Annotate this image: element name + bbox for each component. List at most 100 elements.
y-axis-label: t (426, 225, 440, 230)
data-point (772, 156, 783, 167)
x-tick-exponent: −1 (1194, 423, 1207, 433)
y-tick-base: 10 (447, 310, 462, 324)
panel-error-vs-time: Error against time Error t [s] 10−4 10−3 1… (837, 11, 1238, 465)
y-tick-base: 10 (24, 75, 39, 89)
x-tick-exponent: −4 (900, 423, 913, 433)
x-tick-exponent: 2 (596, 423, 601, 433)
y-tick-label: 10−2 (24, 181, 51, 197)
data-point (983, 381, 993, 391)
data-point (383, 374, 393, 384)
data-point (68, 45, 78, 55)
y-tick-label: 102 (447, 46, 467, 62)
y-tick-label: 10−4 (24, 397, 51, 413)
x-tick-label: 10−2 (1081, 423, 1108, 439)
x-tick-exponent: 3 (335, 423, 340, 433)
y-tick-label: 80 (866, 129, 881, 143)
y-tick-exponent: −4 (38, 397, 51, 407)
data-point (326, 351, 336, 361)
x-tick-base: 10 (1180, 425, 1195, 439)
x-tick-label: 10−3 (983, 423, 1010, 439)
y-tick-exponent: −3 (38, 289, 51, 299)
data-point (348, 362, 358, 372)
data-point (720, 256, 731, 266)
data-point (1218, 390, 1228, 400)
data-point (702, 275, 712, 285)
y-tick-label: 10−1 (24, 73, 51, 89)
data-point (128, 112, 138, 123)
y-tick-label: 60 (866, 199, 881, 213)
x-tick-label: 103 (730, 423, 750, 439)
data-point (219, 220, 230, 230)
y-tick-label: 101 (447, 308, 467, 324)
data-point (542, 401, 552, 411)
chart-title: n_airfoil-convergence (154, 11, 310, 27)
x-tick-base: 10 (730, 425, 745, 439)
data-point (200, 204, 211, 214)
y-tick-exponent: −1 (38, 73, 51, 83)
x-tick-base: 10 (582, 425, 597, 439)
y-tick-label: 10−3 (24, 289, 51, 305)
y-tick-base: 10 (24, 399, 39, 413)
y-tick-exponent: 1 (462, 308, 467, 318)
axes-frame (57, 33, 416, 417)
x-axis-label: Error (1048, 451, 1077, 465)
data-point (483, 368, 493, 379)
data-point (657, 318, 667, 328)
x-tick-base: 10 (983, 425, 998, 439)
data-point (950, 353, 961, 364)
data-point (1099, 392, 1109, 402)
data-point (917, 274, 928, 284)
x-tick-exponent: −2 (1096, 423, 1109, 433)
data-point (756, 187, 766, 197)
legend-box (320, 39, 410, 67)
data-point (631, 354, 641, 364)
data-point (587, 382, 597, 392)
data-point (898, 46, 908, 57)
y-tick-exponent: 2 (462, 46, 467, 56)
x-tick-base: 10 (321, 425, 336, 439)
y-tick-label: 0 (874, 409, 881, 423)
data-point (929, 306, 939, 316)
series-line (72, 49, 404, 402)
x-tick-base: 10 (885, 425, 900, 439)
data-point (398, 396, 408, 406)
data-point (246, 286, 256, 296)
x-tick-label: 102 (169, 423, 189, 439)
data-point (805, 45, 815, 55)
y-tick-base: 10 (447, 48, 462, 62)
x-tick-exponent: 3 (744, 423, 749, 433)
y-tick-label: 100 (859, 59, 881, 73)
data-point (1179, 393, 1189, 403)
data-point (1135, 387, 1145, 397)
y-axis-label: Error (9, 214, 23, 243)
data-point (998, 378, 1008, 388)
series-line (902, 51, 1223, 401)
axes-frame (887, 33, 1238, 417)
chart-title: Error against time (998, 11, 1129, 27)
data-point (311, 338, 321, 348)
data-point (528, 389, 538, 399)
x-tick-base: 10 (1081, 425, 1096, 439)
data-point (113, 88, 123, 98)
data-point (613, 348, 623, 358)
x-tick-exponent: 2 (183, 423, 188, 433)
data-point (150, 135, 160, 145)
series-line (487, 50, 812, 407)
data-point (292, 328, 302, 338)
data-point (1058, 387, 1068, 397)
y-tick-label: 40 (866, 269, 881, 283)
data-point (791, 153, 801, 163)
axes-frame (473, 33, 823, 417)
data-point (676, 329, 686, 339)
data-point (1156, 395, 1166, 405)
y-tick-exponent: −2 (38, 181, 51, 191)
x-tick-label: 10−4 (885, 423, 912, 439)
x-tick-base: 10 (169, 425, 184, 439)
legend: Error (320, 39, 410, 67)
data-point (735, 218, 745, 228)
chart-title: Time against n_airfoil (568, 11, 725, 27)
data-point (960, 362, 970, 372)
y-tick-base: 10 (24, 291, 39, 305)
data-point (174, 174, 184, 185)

=======

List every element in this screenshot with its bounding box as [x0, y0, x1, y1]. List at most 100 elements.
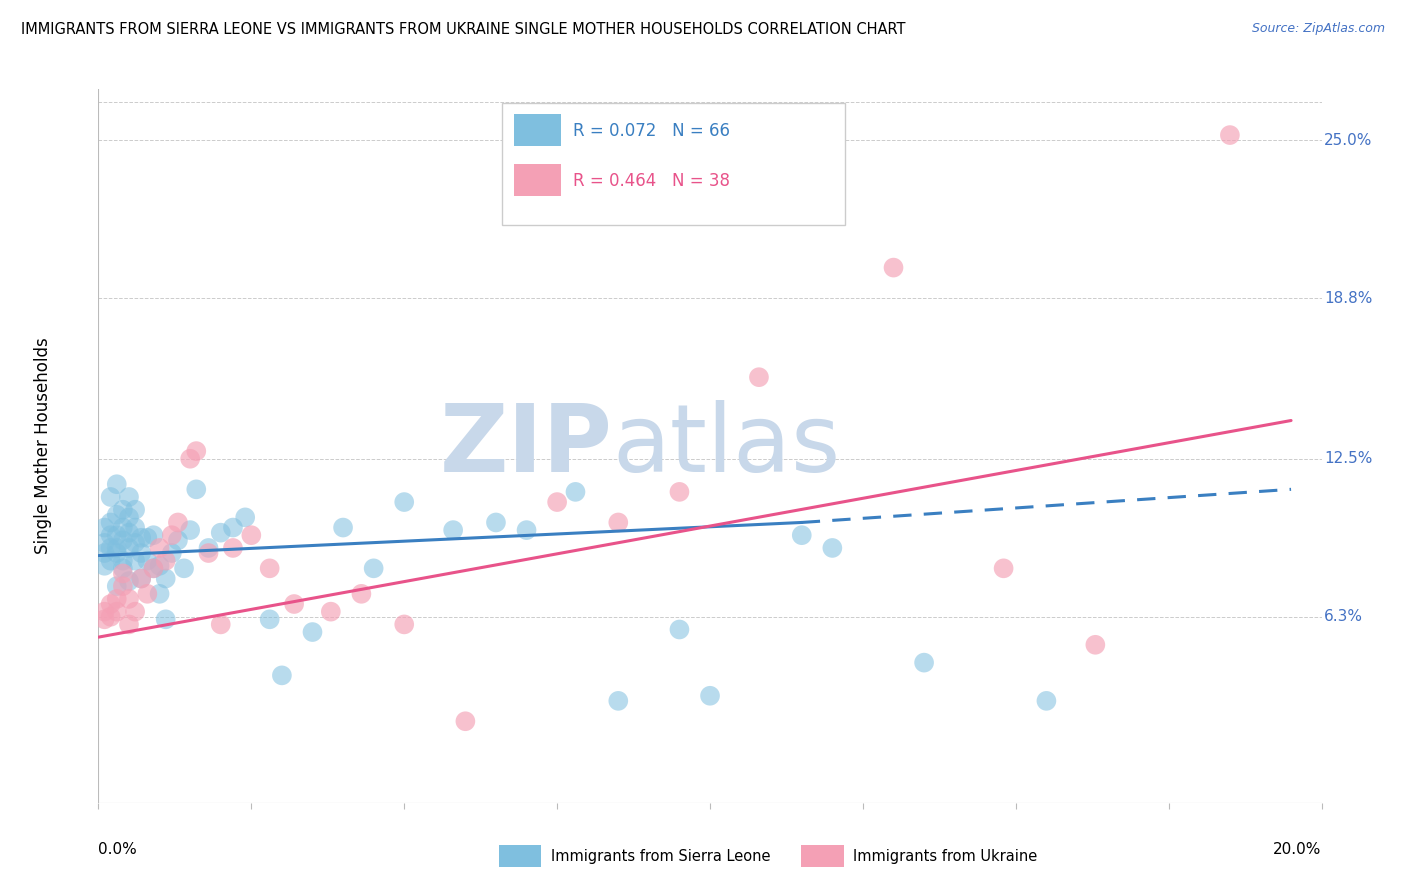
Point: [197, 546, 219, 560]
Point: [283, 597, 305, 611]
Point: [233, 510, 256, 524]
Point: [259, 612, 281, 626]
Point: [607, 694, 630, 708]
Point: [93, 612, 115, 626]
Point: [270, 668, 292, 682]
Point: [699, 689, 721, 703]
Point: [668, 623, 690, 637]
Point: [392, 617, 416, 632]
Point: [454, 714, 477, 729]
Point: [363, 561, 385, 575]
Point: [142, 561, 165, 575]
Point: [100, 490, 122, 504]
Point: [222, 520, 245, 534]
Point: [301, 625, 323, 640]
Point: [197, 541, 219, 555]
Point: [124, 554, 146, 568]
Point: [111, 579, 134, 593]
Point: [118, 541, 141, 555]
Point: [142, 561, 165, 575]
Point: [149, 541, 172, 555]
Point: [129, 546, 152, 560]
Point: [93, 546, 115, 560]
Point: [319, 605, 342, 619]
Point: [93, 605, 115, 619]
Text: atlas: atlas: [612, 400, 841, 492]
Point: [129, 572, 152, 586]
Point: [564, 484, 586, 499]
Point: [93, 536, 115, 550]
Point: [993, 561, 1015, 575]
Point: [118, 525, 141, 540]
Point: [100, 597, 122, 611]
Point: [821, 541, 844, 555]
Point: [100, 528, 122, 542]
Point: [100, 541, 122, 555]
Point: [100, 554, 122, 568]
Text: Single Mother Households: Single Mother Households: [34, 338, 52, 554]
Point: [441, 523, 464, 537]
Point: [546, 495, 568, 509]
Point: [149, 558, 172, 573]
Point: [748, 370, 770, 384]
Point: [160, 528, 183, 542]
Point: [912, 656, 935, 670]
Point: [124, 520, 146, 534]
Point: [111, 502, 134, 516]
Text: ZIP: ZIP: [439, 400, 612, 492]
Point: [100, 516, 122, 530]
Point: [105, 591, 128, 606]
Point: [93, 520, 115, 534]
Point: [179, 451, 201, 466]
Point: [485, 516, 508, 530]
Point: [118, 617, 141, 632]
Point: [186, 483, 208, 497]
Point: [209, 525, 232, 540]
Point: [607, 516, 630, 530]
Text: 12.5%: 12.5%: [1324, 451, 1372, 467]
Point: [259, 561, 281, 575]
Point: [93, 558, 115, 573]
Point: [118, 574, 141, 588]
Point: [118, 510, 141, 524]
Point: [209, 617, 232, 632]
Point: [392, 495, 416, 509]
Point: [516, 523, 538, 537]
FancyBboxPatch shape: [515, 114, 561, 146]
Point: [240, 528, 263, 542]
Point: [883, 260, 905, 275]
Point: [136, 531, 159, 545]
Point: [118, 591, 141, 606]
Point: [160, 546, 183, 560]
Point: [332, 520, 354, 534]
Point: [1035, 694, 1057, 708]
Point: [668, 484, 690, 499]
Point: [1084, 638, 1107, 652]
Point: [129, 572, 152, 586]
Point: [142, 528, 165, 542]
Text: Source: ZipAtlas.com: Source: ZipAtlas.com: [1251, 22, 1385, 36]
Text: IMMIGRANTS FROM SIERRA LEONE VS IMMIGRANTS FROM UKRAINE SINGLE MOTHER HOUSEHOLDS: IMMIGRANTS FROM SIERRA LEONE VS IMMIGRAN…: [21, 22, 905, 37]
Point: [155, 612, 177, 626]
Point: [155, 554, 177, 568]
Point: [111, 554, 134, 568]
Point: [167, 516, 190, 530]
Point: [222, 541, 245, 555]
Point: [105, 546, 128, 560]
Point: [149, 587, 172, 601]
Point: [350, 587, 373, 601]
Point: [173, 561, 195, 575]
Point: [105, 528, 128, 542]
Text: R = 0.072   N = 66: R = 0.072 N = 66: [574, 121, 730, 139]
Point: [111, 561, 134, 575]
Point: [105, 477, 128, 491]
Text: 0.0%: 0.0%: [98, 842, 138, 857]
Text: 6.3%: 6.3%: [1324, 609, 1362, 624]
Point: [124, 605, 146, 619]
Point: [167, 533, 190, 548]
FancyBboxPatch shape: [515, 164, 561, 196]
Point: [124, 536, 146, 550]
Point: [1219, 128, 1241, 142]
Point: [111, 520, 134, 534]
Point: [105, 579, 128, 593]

=======

## TASK DETAILS
Arrange the items above as a numbered list, from the line with "Annotate this image: element" up to and including the line with "data-point (128, 112, 138, 123)", leaving out any blank lines.

## COMPLETE OUTPUT
1. Annotate this image: element name + bbox for each component. List at most 100 elements.
2. y-axis-label: t (426, 225, 440, 230)
3. data-point (772, 156, 783, 167)
4. x-tick-exponent: −1 (1194, 423, 1207, 433)
5. y-tick-base: 10 (447, 310, 462, 324)
6. panel-error-vs-time: Error against time Error t [s] 10−4 10−3 1… (837, 11, 1238, 465)
7. y-tick-base: 10 (24, 75, 39, 89)
8. x-tick-exponent: −4 (900, 423, 913, 433)
9. x-tick-exponent: 2 (596, 423, 601, 433)
10. y-tick-label: 10−2 (24, 181, 51, 197)
11. data-point (983, 381, 993, 391)
12. data-point (383, 374, 393, 384)
13. data-point (68, 45, 78, 55)
14. y-tick-label: 102 (447, 46, 467, 62)
15. y-tick-label: 10−4 (24, 397, 51, 413)
16. x-tick-label: 10−2 (1081, 423, 1108, 439)
17. x-tick-exponent: 3 (335, 423, 340, 433)
18. y-tick-label: 80 (866, 129, 881, 143)
19. y-tick-exponent: −4 (38, 397, 51, 407)
20. data-point (326, 351, 336, 361)
21. x-tick-base: 10 (1180, 425, 1195, 439)
22. x-tick-label: 10−3 (983, 423, 1010, 439)
23. y-tick-exponent: −3 (38, 289, 51, 299)
24. data-point (348, 362, 358, 372)
25. data-point (720, 256, 731, 266)
26. data-point (1218, 390, 1228, 400)
27. data-point (702, 275, 712, 285)
28. y-tick-label: 10−1 (24, 73, 51, 89)
29. data-point (128, 112, 138, 123)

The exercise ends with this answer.